> THE TASKS
1. Answer these questions using the passage about Anders Björler:
(a) What instrument does Jonas Björler play?
(b) Besides his own bands, which three bands does the passage name as ones Björler has made videos and features for?
(c) In what month and year did Björler leave At the Gates?
2. Repeat word for word the part of the passage about Anders Björler from "Björler was a" to "and Adrian Erlandsson.".

> PASSAGE PROVIDED
__________

Anders Björler (born 26 February 1973) is a Swedish musician, composer and film director. He is best known as the guitar player in the metal bands The Haunted and At the Gates, alongside his bass-playing twin brother Jonas Björler.

Björler has also directed, edited and produced music videos, documentaries and in-the-studio features for bands such as In Flames, Dark Tranquillity and Meshuggah, as well as his own bands.

Career

At the Gates (1990–1996, 2007–2017, 2022–present) 
Björler was a founding member of the melodic death metal band At the Gates with his twin brother Jonas Björler, as well as Tomas Lindberg, Alf Svensson, and Adrian Erlandsson.
In July 1996, at the end of the touring cycle for their critically acclaimed 1995 album Slaughter of the Soul, Björler left the band and At the Gates consequently split up.

__________

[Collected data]
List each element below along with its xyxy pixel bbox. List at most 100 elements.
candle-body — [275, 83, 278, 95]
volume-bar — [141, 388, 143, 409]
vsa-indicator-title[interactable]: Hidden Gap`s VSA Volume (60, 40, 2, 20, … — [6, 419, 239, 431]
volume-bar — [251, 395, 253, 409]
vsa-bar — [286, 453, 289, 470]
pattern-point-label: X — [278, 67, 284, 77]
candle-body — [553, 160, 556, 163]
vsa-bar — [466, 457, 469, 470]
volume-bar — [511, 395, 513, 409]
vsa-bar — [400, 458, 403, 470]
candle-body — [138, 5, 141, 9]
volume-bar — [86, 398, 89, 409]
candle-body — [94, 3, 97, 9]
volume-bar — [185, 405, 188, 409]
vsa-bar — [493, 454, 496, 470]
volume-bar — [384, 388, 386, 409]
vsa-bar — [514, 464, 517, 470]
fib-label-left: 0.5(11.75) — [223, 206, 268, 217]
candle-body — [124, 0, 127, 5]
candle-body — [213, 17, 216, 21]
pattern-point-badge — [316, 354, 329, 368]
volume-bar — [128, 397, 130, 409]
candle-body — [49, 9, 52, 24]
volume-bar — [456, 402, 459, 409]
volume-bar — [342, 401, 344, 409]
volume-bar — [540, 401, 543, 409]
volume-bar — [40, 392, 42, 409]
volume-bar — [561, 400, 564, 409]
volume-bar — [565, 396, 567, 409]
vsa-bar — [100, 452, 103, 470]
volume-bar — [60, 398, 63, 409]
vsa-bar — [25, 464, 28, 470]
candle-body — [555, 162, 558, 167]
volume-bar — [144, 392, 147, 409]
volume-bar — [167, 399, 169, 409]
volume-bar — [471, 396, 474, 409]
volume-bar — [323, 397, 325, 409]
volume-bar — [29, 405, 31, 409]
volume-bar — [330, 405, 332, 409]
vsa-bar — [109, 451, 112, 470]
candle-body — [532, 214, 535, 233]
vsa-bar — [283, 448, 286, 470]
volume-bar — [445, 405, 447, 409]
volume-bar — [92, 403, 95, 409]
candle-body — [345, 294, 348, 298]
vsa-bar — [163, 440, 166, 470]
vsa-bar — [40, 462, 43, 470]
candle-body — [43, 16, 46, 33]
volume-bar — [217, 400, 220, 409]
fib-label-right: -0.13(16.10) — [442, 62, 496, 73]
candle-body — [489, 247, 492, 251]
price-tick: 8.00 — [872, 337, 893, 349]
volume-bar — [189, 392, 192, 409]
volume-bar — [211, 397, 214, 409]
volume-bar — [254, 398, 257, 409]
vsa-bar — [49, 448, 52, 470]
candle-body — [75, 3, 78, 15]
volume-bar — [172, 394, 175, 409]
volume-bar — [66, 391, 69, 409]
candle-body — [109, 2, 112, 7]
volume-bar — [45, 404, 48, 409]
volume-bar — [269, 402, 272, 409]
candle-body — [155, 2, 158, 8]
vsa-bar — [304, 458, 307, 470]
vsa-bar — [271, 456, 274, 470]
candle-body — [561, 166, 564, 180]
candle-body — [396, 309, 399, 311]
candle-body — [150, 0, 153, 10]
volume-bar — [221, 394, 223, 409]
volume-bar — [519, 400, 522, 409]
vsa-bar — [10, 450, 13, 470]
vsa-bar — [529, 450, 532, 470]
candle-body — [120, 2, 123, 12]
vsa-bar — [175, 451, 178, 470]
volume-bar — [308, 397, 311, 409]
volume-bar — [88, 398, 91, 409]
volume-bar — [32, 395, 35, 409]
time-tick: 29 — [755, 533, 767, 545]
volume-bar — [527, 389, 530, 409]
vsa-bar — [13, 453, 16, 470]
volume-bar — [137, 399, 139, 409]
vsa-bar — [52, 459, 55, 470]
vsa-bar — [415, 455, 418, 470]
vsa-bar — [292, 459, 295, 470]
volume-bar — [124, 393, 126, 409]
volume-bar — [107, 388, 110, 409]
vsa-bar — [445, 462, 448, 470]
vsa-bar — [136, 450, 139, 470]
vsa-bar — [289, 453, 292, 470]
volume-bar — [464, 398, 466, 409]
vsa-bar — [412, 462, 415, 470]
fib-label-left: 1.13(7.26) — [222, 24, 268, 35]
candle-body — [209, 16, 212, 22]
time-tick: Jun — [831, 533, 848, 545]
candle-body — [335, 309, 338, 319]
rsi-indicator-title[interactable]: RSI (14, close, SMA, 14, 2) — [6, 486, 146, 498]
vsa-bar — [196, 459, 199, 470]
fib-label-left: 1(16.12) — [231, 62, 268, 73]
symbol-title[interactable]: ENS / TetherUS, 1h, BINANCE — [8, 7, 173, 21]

__________

> REPLIES
1.
(a) Bass.
(b) In Flames, Dark Tranquillity and Meshuggah.
(c) July 1996.

2.
Björler was a founding member of the melodic death metal band At the Gates with his twin brother Jonas Björler, as well as Tomas Lindberg, Alf Svensson, and Adrian Erlandsson.